• _Exercise details_:
Below are the items. Starting at the first line, take every line up to and including the one that contains "measurement-point <box>348 335 354 341</box>", and write these lines as a JSON list of strings with one string per line, skipping any blank lines.

• _Input data_:
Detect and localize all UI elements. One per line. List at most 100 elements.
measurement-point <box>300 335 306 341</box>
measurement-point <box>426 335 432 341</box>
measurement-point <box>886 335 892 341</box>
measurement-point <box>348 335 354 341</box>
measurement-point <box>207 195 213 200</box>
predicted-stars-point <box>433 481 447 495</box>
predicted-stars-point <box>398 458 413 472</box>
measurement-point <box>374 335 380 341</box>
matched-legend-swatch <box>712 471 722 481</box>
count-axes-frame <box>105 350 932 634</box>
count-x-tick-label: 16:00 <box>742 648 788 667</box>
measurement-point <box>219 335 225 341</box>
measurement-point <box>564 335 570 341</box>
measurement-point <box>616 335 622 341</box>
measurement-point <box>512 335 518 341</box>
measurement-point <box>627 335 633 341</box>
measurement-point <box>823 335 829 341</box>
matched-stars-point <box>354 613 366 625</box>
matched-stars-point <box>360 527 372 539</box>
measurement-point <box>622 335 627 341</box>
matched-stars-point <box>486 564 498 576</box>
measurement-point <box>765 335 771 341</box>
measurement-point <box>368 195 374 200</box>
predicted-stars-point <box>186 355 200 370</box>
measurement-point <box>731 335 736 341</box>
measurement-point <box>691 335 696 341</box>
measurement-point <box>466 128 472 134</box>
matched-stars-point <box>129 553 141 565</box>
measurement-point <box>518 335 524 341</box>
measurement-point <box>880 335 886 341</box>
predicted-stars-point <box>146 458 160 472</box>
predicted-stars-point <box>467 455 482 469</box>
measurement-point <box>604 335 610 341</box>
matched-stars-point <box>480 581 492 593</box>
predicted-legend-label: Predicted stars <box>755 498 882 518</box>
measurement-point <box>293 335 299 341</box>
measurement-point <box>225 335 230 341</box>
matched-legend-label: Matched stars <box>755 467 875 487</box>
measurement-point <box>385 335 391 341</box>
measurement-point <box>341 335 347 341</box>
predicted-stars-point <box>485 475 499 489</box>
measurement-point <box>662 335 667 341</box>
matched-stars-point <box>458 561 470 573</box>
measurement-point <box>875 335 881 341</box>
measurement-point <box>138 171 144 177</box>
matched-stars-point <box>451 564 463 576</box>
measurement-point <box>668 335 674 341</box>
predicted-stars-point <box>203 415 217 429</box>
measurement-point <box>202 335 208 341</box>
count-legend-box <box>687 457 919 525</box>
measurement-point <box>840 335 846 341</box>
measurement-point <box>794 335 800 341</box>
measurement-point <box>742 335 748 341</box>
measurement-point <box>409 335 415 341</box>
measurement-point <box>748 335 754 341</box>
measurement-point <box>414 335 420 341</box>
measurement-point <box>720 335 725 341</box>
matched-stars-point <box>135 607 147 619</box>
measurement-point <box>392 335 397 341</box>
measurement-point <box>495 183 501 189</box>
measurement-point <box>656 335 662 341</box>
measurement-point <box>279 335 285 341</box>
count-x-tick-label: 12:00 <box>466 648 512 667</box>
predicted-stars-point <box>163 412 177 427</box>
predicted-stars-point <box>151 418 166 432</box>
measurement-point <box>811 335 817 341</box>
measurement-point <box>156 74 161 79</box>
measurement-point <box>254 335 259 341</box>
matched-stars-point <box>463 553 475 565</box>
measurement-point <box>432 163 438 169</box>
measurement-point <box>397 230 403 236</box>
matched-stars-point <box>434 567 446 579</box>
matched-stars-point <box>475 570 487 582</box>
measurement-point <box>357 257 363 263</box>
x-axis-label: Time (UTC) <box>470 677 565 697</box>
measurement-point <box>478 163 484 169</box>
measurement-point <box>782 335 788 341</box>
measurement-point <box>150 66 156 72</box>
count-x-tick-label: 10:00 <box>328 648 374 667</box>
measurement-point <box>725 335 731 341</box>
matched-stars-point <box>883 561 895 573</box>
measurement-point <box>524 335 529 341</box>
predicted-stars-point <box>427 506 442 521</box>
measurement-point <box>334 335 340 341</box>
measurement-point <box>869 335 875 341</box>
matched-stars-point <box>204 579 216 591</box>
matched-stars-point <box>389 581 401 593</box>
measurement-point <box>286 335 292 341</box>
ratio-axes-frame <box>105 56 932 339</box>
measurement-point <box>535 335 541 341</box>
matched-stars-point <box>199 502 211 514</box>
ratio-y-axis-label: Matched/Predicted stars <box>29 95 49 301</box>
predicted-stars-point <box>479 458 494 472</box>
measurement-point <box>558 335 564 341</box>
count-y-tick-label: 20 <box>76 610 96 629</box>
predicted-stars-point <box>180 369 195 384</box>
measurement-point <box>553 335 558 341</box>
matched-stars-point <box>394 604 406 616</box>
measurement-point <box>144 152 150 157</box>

• _Written solution_:
[
  "Detect and localize all UI elements. One per line. List at most 100 elements.",
  "measurement-point <box>300 335 306 341</box>",
  "measurement-point <box>426 335 432 341</box>",
  "measurement-point <box>886 335 892 341</box>",
  "measurement-point <box>348 335 354 341</box>"
]